▶ **Your task**: Lines that contain the string "普通中小学教师" are to be copied; leave out all others.

Data entries:
....
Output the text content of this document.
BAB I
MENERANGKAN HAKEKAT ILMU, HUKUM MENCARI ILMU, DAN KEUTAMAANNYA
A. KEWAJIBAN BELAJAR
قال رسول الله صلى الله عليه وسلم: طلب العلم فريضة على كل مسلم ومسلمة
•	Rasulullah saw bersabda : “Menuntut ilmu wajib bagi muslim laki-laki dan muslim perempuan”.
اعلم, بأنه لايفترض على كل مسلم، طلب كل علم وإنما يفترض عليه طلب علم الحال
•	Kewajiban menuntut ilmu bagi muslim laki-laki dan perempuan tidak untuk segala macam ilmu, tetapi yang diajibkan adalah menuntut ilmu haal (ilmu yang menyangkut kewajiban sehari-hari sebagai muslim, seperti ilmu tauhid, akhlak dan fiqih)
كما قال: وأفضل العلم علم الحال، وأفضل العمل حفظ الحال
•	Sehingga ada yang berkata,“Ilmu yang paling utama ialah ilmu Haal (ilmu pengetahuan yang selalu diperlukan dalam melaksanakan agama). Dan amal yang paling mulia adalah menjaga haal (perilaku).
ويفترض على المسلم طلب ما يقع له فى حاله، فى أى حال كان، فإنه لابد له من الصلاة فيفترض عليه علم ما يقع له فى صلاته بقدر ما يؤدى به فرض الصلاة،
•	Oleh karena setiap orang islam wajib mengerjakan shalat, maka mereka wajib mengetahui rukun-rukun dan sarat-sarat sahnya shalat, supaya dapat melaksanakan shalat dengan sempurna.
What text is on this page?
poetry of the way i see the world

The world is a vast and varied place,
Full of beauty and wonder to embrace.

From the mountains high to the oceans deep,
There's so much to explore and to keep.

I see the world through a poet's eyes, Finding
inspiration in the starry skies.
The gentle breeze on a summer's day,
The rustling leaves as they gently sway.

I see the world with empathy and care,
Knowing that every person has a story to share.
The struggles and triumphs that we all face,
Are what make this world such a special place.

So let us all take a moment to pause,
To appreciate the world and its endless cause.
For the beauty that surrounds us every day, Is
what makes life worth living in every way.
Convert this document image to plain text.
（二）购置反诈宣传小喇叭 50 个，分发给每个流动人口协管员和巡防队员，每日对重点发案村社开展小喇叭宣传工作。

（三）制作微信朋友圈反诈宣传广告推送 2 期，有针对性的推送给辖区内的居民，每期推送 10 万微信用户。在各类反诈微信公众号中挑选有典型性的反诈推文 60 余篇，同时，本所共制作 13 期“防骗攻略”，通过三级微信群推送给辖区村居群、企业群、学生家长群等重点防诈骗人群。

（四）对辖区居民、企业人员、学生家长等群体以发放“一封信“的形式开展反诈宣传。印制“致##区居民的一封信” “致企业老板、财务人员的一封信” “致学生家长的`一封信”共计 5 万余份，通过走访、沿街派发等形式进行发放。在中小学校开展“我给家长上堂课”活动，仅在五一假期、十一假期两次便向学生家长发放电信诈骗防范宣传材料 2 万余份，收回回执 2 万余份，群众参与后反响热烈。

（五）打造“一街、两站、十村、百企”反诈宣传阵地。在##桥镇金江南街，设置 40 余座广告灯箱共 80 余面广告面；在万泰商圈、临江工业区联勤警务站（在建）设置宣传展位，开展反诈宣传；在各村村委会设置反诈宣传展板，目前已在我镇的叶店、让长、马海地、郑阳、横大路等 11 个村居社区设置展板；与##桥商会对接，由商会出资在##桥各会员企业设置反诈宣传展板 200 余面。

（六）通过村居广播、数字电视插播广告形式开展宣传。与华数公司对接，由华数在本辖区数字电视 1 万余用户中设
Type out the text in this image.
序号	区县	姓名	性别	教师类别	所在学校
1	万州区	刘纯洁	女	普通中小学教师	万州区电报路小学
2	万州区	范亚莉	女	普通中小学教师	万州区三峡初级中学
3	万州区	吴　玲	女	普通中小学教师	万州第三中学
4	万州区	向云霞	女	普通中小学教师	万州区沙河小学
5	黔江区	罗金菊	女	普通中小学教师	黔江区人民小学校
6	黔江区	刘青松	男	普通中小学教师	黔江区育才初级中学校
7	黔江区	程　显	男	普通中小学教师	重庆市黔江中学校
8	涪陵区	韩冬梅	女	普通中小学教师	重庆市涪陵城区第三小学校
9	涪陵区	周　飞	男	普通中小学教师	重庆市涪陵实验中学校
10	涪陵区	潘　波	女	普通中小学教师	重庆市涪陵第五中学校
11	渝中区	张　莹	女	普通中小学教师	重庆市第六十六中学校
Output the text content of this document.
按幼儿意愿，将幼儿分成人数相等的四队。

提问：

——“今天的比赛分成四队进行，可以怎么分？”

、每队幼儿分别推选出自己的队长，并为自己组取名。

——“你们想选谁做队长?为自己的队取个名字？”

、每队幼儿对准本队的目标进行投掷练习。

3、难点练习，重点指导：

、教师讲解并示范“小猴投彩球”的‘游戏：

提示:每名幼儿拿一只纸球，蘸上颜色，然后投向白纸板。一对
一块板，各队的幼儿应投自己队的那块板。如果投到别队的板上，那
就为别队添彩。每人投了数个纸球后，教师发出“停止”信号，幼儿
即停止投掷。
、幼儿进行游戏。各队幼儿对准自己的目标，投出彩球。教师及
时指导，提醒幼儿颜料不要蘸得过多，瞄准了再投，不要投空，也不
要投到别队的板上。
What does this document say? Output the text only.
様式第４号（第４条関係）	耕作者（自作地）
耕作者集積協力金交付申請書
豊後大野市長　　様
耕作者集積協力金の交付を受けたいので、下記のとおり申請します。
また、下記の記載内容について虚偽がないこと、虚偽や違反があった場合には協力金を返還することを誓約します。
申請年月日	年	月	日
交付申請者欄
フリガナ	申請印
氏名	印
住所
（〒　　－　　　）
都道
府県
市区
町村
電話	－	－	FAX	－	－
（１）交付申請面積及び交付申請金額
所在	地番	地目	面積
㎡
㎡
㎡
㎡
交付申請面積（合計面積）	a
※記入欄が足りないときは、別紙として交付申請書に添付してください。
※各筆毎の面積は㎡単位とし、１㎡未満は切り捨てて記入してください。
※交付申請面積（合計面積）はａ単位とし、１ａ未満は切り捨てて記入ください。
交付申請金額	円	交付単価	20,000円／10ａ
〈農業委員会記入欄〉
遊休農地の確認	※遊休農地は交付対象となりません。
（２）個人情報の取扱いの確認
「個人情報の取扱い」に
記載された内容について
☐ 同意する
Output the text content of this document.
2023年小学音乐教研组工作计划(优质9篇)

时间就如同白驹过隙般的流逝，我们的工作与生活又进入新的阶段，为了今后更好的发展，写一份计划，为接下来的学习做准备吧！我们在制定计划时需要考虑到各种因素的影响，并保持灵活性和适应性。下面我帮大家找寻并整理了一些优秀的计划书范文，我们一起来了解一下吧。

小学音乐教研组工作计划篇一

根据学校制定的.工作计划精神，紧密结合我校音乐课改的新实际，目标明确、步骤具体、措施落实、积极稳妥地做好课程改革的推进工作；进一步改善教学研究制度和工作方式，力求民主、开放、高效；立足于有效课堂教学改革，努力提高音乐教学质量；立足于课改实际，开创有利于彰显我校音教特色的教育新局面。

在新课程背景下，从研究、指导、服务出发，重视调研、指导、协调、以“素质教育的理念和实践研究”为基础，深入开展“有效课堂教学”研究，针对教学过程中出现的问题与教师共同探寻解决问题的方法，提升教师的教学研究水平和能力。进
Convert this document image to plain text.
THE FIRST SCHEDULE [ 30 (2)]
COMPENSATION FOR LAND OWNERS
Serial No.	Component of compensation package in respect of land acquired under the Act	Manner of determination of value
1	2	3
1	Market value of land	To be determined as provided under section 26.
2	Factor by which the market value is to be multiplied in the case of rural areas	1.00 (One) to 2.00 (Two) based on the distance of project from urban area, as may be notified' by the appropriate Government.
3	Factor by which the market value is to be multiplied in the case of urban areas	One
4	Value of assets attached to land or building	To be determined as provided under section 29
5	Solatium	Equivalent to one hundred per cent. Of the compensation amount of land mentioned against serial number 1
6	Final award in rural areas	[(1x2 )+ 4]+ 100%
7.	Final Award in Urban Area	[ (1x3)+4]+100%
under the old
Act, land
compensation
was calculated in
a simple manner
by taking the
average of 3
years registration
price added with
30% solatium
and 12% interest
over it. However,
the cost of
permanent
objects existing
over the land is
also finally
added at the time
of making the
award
....
▶ **Exercise response**:
1	万州区	刘纯洁	女	普通中小学教师	万州区电报路小学
2	万州区	范亚莉	女	普通中小学教师	万州区三峡初级中学
3	万州区	吴　玲	女	普通中小学教师	万州第三中学
4	万州区	向云霞	女	普通中小学教师	万州区沙河小学
5	黔江区	罗金菊	女	普通中小学教师	黔江区人民小学校
6	黔江区	刘青松	男	普通中小学教师	黔江区育才初级中学校
7	黔江区	程　显	男	普通中小学教师	重庆市黔江中学校
8	涪陵区	韩冬梅	女	普通中小学教师	重庆市涪陵城区第三小学校
9	涪陵区	周　飞	男	普通中小学教师	重庆市涪陵实验中学校
10	涪陵区	潘　波	女	普通中小学教师	重庆市涪陵第五中学校
11	渝中区	张　莹	女	普通中小学教师	重庆市第六十六中学校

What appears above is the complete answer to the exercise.